**STATED EXERCISE:**
Will you output all of the data below exactly, omitting the images?

**EXERCISE INPUTS:**

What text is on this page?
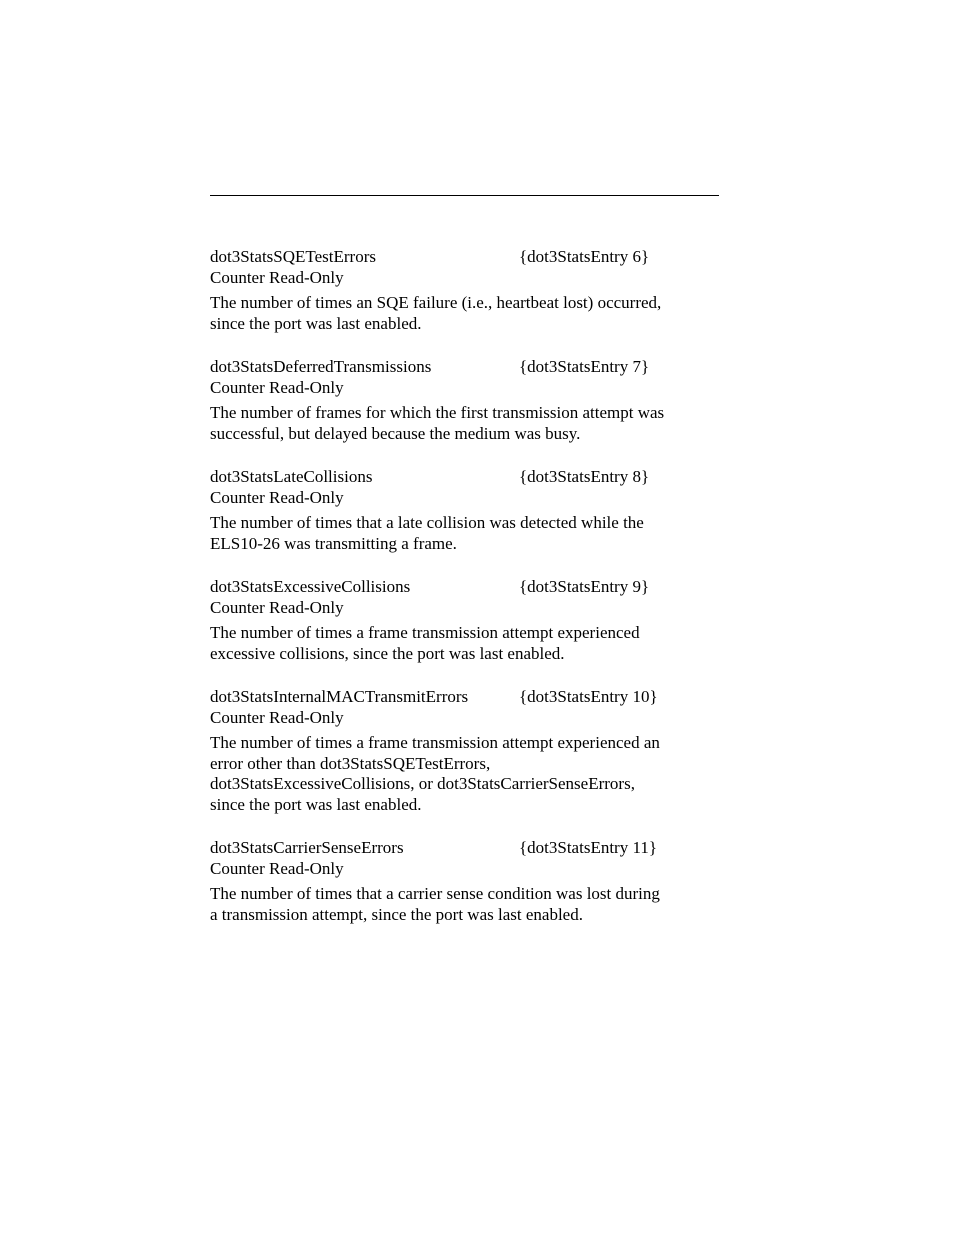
dot3StatsSQETestErrors	{dot3StatsEntry 6}
Counter Read-Only
The number of times an SQE failure (i.e., heartbeat lost) occurred,
since the port was last enabled.
dot3StatsDeferredTransmissions	{dot3StatsEntry 7}
Counter Read-Only
The number of frames for which the first transmission attempt was
successful, but delayed because the medium was busy.
dot3StatsLateCollisions	{dot3StatsEntry 8}
Counter Read-Only
The number of times that a late collision was detected while the
ELS10-26 was transmitting a frame.
dot3StatsExcessiveCollisions	{dot3StatsEntry 9}
Counter Read-Only
The number of times a frame transmission attempt experienced
excessive collisions, since the port was last enabled.
dot3StatsInternalMACTransmitErrors	{dot3StatsEntry 10}
Counter Read-Only
The number of times a frame transmission attempt experienced an
error other than dot3StatsSQETestErrors,
dot3StatsExcessiveCollisions, or dot3StatsCarrierSenseErrors,
since the port was last enabled.
dot3StatsCarrierSenseErrors	{dot3StatsEntry 11}
Counter Read-Only
The number of times that a carrier sense condition was lost during
a transmission attempt, since the port was last enabled.
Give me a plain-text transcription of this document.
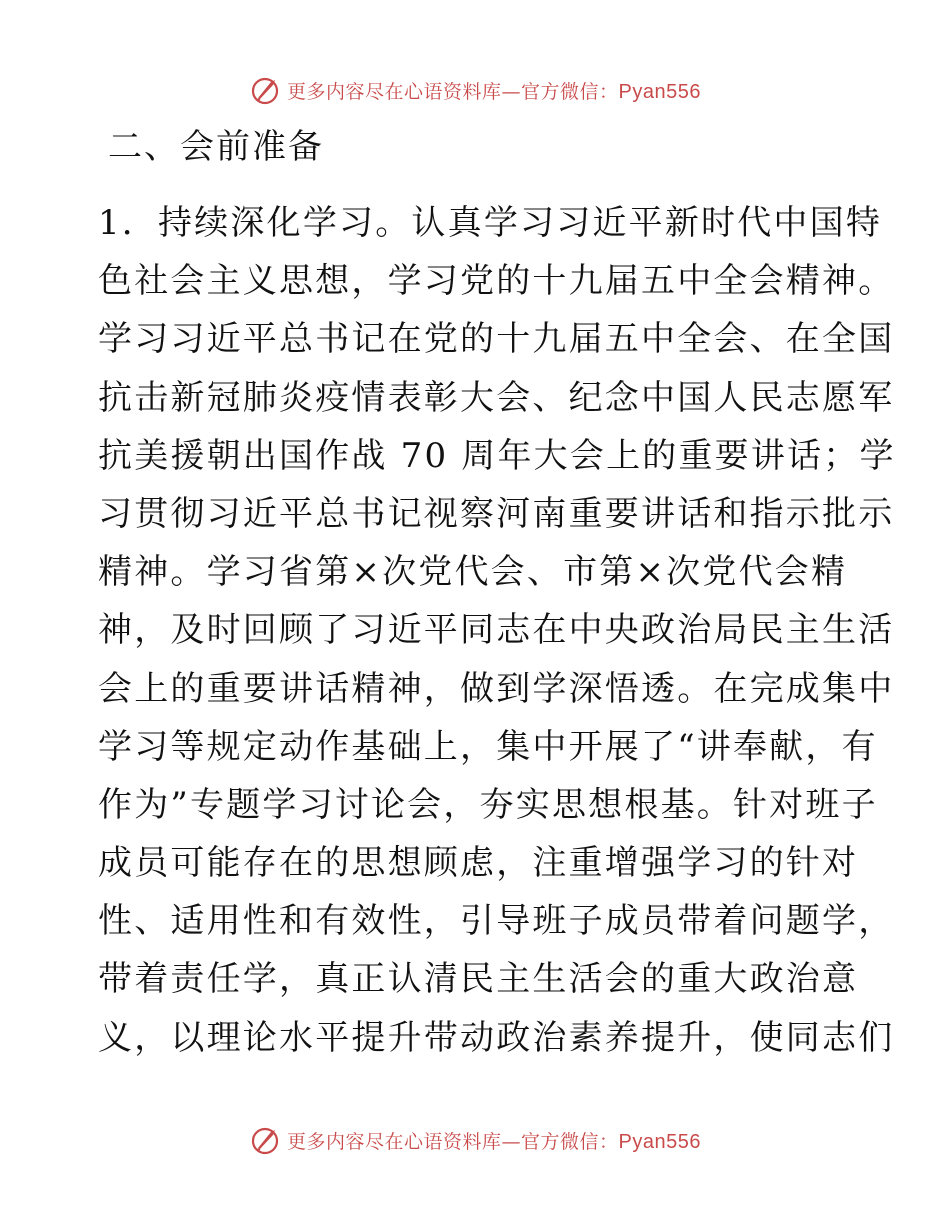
更多内容尽在心语资料库—官方微信：Pyan556
二、会前准备
1．持续深化学习。认真学习习近平新时代中国特
色社会主义思想，学习党的十九届五中全会精神。
学习习近平总书记在党的十九届五中全会、在全国
抗击新冠肺炎疫情表彰大会、纪念中国人民志愿军
抗美援朝出国作战 70 周年大会上的重要讲话；学
习贯彻习近平总书记视察河南重要讲话和指示批示
精神。学习省第×次党代会、市第×次党代会精
神，及时回顾了习近平同志在中央政治局民主生活
会上的重要讲话精神，做到学深悟透。在完成集中
学习等规定动作基础上，集中开展了“讲奉献，有
作为”专题学习讨论会，夯实思想根基。针对班子
成员可能存在的思想顾虑，注重增强学习的针对
性、适用性和有效性，引导班子成员带着问题学，
带着责任学，真正认清民主生活会的重大政治意
义，以理论水平提升带动政治素养提升，使同志们
更多内容尽在心语资料库—官方微信：Pyan556
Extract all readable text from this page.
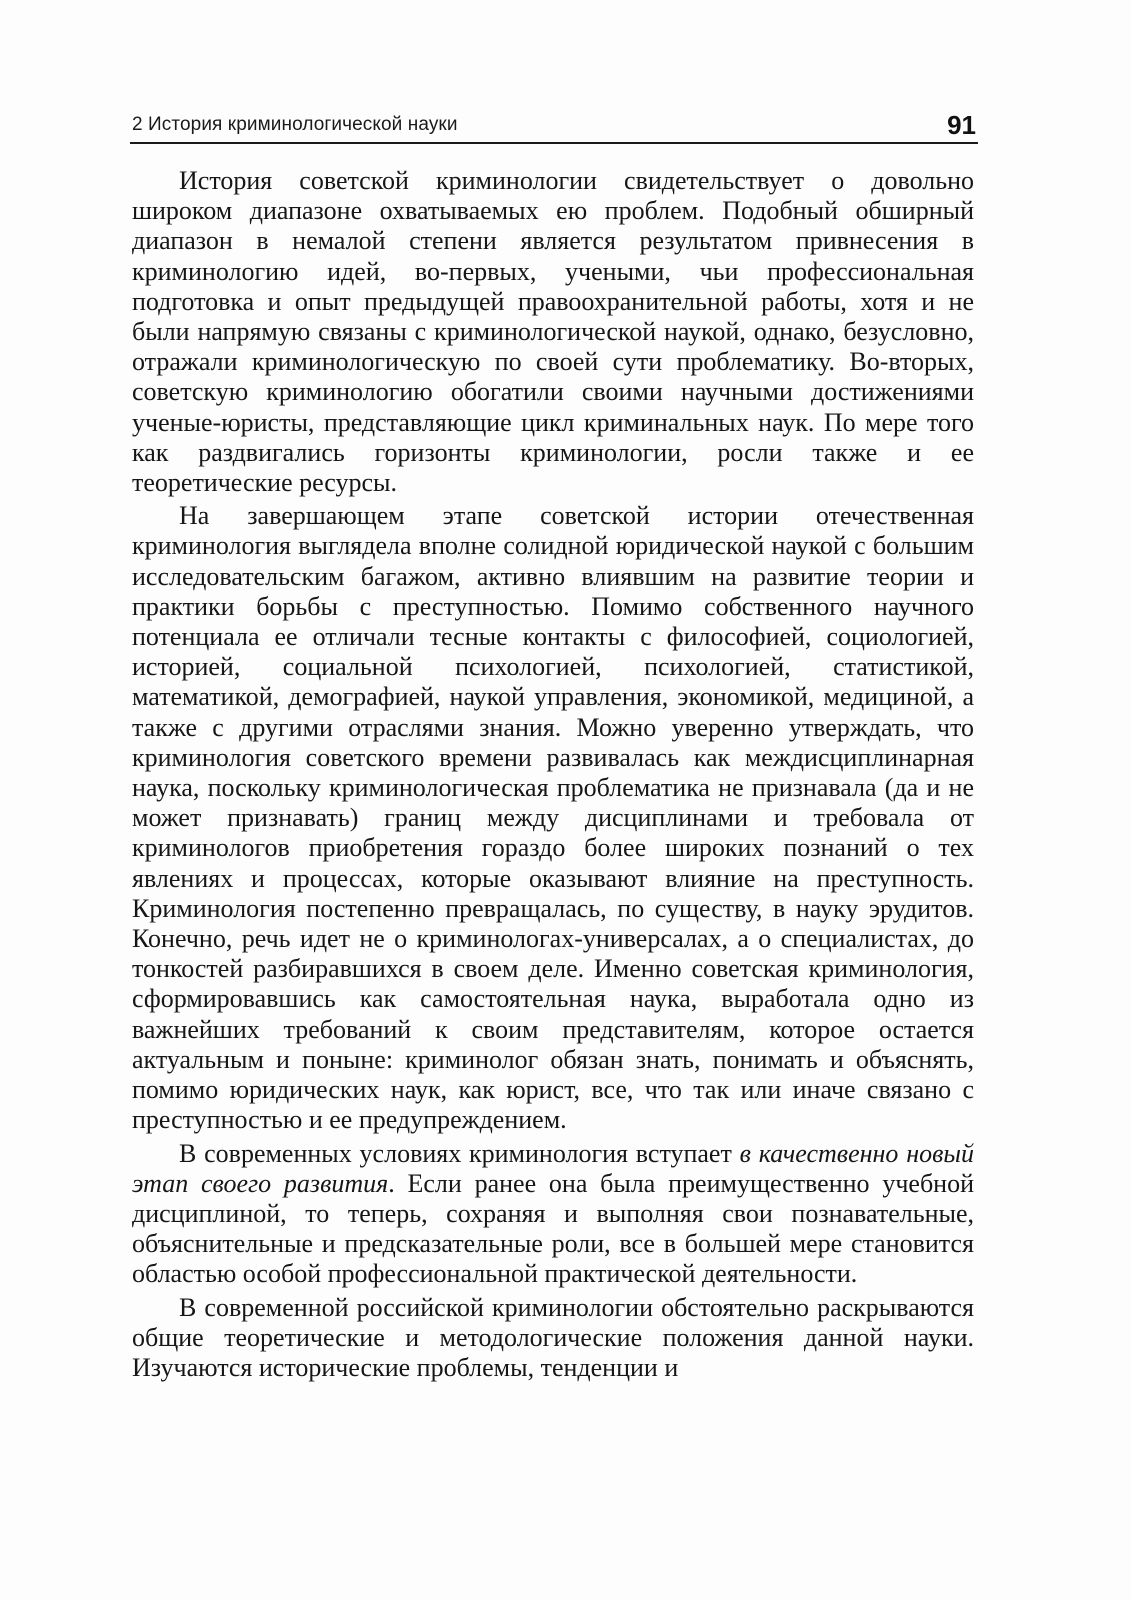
2 История криминологической науки	91

История советской криминологии свидетельствует о довольно широком диапазоне охватываемых ею проблем. Подобный обширный диапазон в немалой степени является результатом привнесения в криминологию идей, во-первых, учеными, чьи профессиональная подготовка и опыт предыдущей правоохранительной работы, хотя и не были напрямую связаны с криминологической наукой, однако, безусловно, отражали криминологическую по своей сути проблематику. Во-вторых, советскую криминологию обогатили своими научными достижениями ученые-юристы, представляющие цикл криминальных наук. По мере того как раздвигались горизонты криминологии, росли также и ее теоретические ресурсы.

На завершающем этапе советской истории отечественная криминология выглядела вполне солидной юридической наукой с большим исследовательским багажом, активно влиявшим на развитие теории и практики борьбы с преступностью. Помимо собственного научного потенциала ее отличали тесные контакты с философией, социологией, историей, социальной психологией, психологией, статистикой, математикой, демографией, наукой управления, экономикой, медициной, а также с другими отраслями знания. Можно уверенно утверждать, что криминология советского времени развивалась как междисциплинарная наука, поскольку криминологическая проблематика не признавала (да и не может признавать) границ между дисциплинами и требовала от криминологов приобретения гораздо более широких познаний о тех явлениях и процессах, которые оказывают влияние на преступность. Криминология постепенно превращалась, по существу, в науку эрудитов. Конечно, речь идет не о криминологах-универсалах, а о специалистах, до тонкостей разбиравшихся в своем деле. Именно советская криминология, сформировавшись как самостоятельная наука, выработала одно из важнейших требований к своим представителям, которое остается актуальным и поныне: криминолог обязан знать, понимать и объяснять, помимо юридических наук, как юрист, все, что так или иначе связано с преступностью и ее предупреждением.

В современных условиях криминология вступает в качественно новый этап своего развития. Если ранее она была преимущественно учебной дисциплиной, то теперь, сохраняя и выполняя свои познавательные, объяснительные и предсказательные роли, все в большей мере становится областью особой профессиональной практической деятельности.

В современной российской криминологии обстоятельно раскрываются общие теоретические и методологические положения данной науки. Изучаются исторические проблемы, тенденции и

**SOLUTION TO THIS TASK:**
What text is on this page?
dot3StatsSQETestErrors	{dot3StatsEntry 6}
Counter Read-Only
The number of times an SQE failure (i.e., heartbeat lost) occurred,
since the port was last enabled.
dot3StatsDeferredTransmissions	{dot3StatsEntry 7}
Counter Read-Only
The number of frames for which the first transmission attempt was
successful, but delayed because the medium was busy.
dot3StatsLateCollisions	{dot3StatsEntry 8}
Counter Read-Only
The number of times that a late collision was detected while the
ELS10-26 was transmitting a frame.
dot3StatsExcessiveCollisions	{dot3StatsEntry 9}
Counter Read-Only
The number of times a frame transmission attempt experienced
excessive collisions, since the port was last enabled.
dot3StatsInternalMACTransmitErrors	{dot3StatsEntry 10}
Counter Read-Only
The number of times a frame transmission attempt experienced an
error other than dot3StatsSQETestErrors,
dot3StatsExcessiveCollisions, or dot3StatsCarrierSenseErrors,
since the port was last enabled.
dot3StatsCarrierSenseErrors	{dot3StatsEntry 11}
Counter Read-Only
The number of times that a carrier sense condition was lost during
a transmission attempt, since the port was last enabled.
Give me a plain-text transcription of this document.
更多内容尽在心语资料库—官方微信：Pyan556
二、会前准备
1．持续深化学习。认真学习习近平新时代中国特
色社会主义思想，学习党的十九届五中全会精神。
学习习近平总书记在党的十九届五中全会、在全国
抗击新冠肺炎疫情表彰大会、纪念中国人民志愿军
抗美援朝出国作战 70 周年大会上的重要讲话；学
习贯彻习近平总书记视察河南重要讲话和指示批示
精神。学习省第×次党代会、市第×次党代会精
神，及时回顾了习近平同志在中央政治局民主生活
会上的重要讲话精神，做到学深悟透。在完成集中
学习等规定动作基础上，集中开展了“讲奉献，有
作为”专题学习讨论会，夯实思想根基。针对班子
成员可能存在的思想顾虑，注重增强学习的针对
性、适用性和有效性，引导班子成员带着问题学，
带着责任学，真正认清民主生活会的重大政治意
义，以理论水平提升带动政治素养提升，使同志们
更多内容尽在心语资料库—官方微信：Pyan556
Extract all readable text from this page.
2 История криминологической науки	91

История советской криминологии свидетельствует о довольно широком диапазоне охватываемых ею проблем. Подобный обширный диапазон в немалой степени является результатом привнесения в криминологию идей, во-первых, учеными, чьи профессиональная подготовка и опыт предыдущей правоохранительной работы, хотя и не были напрямую связаны с криминологической наукой, однако, безусловно, отражали криминологическую по своей сути проблематику. Во-вторых, советскую криминологию обогатили своими научными достижениями ученые-юристы, представляющие цикл криминальных наук. По мере того как раздвигались горизонты криминологии, росли также и ее теоретические ресурсы.

На завершающем этапе советской истории отечественная криминология выглядела вполне солидной юридической наукой с большим исследовательским багажом, активно влиявшим на развитие теории и практики борьбы с преступностью. Помимо собственного научного потенциала ее отличали тесные контакты с философией, социологией, историей, социальной психологией, психологией, статистикой, математикой, демографией, наукой управления, экономикой, медициной, а также с другими отраслями знания. Можно уверенно утверждать, что криминология советского времени развивалась как междисциплинарная наука, поскольку криминологическая проблематика не признавала (да и не может признавать) границ между дисциплинами и требовала от криминологов приобретения гораздо более широких познаний о тех явлениях и процессах, которые оказывают влияние на преступность. Криминология постепенно превращалась, по существу, в науку эрудитов. Конечно, речь идет не о криминологах-универсалах, а о специалистах, до тонкостей разбиравшихся в своем деле. Именно советская криминология, сформировавшись как самостоятельная наука, выработала одно из важнейших требований к своим представителям, которое остается актуальным и поныне: криминолог обязан знать, понимать и объяснять, помимо юридических наук, как юрист, все, что так или иначе связано с преступностью и ее предупреждением.

В современных условиях криминология вступает в качественно новый этап своего развития. Если ранее она была преимущественно учебной дисциплиной, то теперь, сохраняя и выполняя свои познавательные, объяснительные и предсказательные роли, все в большей мере становится областью особой профессиональной практической деятельности.

В современной российской криминологии обстоятельно раскрываются общие теоретические и методологические положения данной науки. Изучаются исторические проблемы, тенденции и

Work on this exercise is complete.